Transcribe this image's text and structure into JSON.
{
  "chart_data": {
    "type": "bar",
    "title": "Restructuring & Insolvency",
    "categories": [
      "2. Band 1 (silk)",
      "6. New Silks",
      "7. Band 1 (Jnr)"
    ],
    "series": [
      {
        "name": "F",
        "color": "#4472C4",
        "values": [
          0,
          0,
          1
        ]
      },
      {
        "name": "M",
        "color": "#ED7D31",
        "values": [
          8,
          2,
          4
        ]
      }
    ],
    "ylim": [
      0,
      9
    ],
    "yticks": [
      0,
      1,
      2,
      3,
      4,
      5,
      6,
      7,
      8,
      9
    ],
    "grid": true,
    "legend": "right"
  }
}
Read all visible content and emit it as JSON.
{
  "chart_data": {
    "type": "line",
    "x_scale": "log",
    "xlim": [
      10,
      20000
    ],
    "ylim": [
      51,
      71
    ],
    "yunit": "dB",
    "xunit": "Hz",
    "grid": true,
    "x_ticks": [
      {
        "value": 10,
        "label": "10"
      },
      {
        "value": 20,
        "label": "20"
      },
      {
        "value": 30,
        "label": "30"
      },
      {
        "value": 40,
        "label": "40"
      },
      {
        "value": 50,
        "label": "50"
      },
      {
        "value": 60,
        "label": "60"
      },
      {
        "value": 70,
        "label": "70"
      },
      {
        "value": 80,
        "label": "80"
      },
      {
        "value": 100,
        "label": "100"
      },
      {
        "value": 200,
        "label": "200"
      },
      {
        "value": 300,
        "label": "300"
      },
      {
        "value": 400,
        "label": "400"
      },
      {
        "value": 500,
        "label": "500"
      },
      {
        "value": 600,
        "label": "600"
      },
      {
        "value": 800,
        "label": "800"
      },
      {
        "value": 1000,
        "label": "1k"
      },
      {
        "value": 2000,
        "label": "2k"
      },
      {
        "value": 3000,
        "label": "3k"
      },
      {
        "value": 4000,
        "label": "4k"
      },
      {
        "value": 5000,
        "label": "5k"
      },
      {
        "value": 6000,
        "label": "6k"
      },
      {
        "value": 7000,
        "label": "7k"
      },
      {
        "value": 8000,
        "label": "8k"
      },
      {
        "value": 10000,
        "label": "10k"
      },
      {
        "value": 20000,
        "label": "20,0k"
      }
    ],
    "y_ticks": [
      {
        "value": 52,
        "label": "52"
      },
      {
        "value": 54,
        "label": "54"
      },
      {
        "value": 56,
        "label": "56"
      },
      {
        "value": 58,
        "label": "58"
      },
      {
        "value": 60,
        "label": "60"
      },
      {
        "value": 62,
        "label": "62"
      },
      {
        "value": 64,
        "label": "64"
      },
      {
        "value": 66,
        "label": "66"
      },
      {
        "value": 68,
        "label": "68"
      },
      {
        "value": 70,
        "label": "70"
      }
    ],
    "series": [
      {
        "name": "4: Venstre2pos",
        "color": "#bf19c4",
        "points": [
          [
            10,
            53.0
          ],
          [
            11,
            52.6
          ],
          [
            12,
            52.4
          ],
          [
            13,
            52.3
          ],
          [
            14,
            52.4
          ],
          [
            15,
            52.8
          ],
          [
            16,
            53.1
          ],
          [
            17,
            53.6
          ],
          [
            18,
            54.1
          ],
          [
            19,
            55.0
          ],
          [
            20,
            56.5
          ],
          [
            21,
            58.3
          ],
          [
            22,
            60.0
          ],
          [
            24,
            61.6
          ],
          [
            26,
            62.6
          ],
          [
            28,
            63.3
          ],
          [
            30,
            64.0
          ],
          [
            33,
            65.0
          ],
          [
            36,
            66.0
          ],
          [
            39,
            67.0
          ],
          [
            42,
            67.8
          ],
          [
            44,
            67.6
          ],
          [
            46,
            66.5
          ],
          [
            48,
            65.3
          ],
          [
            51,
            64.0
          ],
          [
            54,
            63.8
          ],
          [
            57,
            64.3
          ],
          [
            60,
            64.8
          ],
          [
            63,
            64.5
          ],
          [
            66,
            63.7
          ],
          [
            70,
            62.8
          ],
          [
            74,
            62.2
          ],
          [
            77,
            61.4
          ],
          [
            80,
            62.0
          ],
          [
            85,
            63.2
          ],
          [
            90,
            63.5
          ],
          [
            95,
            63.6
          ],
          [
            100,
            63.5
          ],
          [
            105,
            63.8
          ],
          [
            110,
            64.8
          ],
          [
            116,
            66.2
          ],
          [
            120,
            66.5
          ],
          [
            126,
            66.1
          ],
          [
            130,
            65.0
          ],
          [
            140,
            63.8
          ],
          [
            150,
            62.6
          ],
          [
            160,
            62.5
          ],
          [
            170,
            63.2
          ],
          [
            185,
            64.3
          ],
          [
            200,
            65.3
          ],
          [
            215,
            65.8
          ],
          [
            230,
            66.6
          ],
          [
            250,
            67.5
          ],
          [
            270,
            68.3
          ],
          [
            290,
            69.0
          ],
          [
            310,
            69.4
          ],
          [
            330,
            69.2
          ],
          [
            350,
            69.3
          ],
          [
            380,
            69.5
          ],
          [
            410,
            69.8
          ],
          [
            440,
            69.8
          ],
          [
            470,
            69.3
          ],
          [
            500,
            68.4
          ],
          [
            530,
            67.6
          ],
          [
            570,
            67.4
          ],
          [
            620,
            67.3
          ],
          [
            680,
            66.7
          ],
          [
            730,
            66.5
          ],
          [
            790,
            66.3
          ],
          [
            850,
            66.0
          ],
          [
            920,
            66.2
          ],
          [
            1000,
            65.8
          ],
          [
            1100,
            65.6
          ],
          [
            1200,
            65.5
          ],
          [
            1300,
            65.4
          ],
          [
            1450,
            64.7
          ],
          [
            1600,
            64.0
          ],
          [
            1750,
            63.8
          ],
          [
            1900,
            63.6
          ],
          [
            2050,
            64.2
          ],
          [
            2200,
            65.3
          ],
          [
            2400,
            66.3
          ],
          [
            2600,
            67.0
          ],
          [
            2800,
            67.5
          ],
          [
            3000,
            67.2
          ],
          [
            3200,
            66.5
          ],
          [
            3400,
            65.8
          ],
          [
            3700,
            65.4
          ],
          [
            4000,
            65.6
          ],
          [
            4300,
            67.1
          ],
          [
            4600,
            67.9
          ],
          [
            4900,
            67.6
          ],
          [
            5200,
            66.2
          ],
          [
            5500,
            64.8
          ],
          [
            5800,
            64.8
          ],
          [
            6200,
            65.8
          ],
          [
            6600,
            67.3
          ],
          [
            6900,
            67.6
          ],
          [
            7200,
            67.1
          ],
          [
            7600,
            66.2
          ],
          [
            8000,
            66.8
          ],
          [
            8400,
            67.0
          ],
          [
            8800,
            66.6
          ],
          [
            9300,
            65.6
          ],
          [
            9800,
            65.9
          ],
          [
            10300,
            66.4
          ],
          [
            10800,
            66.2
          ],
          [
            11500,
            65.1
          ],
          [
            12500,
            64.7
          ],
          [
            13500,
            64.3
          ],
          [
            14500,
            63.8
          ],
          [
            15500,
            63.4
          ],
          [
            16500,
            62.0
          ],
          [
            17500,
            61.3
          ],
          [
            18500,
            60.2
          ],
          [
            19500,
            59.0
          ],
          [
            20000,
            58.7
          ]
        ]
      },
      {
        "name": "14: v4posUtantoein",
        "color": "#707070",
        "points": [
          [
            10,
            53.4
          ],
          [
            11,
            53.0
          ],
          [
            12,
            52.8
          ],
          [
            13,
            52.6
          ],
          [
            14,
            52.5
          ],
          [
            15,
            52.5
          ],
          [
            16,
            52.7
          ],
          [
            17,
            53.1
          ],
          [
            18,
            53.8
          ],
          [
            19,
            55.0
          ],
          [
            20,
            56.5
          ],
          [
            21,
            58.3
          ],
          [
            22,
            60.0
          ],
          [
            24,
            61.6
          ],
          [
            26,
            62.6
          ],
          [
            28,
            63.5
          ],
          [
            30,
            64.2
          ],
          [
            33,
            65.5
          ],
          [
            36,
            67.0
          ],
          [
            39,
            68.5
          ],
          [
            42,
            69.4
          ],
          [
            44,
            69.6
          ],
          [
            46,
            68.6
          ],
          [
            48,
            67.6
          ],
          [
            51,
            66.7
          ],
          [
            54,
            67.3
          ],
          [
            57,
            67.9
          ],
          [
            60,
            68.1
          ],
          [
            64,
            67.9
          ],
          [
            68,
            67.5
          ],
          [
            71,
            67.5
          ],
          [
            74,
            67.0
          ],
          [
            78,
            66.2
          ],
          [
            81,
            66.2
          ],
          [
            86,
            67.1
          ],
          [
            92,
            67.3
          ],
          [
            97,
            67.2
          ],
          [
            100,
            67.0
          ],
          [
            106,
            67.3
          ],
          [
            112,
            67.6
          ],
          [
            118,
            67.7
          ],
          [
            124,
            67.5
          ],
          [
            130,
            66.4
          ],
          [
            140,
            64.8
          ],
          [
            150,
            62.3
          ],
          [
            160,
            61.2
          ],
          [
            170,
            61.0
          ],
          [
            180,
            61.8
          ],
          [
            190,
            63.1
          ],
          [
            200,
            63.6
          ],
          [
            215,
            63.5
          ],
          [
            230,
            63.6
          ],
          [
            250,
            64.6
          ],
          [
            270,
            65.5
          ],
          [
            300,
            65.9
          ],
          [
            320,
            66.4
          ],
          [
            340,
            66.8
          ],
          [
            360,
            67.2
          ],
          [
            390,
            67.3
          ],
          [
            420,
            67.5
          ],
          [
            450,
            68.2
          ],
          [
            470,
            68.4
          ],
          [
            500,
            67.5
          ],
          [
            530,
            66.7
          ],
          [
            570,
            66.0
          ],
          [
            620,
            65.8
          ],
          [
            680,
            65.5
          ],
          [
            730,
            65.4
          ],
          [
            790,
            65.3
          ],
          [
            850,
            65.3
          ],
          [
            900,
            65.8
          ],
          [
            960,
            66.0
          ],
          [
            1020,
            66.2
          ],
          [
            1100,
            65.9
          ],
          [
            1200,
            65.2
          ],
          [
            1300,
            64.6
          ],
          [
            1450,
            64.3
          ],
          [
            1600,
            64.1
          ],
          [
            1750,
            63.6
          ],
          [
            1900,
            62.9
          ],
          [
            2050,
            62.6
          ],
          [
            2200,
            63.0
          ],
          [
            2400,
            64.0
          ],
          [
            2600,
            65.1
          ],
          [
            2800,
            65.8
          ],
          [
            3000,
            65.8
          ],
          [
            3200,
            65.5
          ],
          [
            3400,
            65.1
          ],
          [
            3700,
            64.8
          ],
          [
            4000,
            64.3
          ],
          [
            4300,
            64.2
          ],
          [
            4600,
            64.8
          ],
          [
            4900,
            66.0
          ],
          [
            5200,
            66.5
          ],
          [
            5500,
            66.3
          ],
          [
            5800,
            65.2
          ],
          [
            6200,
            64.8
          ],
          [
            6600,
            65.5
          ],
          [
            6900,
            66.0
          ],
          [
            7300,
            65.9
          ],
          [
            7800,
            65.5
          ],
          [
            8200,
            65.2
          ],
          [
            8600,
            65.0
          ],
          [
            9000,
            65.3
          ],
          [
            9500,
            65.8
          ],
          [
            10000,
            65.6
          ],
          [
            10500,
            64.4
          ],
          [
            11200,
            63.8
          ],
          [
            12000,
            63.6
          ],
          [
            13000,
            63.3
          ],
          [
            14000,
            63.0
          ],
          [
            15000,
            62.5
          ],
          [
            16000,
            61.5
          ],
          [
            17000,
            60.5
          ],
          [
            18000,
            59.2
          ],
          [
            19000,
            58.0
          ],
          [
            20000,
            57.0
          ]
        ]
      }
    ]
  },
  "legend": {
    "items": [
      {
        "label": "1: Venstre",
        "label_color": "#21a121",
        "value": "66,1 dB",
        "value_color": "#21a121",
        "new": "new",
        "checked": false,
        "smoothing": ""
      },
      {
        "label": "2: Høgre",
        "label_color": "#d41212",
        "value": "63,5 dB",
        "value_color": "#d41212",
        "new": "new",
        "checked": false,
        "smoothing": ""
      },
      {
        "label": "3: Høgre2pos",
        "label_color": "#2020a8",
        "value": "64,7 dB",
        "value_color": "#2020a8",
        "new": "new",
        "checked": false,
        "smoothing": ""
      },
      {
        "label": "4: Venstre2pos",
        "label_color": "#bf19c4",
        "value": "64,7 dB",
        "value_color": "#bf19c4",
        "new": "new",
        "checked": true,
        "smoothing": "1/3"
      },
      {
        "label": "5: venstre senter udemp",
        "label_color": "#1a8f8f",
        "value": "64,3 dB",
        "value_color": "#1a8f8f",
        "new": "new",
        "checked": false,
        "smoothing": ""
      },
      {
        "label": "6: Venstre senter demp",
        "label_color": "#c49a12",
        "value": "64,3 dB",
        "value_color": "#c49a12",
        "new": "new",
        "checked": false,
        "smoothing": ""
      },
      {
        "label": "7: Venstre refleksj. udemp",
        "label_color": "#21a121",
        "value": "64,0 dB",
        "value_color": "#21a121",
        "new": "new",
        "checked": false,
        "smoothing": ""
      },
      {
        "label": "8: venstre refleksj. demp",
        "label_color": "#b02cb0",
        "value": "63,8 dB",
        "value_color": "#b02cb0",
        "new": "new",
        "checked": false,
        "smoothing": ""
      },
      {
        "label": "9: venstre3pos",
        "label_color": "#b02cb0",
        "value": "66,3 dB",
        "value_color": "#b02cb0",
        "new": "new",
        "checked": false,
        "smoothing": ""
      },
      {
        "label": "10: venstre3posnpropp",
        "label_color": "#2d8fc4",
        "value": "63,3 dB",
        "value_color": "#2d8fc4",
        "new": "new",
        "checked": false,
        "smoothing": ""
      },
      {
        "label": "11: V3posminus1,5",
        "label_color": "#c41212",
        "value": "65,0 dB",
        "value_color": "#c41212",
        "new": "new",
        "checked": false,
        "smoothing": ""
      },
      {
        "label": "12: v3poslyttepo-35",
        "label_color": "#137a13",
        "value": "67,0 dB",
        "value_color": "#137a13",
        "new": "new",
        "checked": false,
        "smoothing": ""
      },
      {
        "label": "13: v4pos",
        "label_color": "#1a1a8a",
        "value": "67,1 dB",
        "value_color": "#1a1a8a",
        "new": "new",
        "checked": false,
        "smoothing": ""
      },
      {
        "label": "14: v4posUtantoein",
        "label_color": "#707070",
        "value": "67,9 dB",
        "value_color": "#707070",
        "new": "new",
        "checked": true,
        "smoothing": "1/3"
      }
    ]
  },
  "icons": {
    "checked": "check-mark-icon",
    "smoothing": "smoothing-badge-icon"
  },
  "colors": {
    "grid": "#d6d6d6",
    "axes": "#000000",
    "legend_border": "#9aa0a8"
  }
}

______________________________

Task objective: Using the listing above, state the number of lines that hold "refleksj", with no other text.

Reply to the task: 2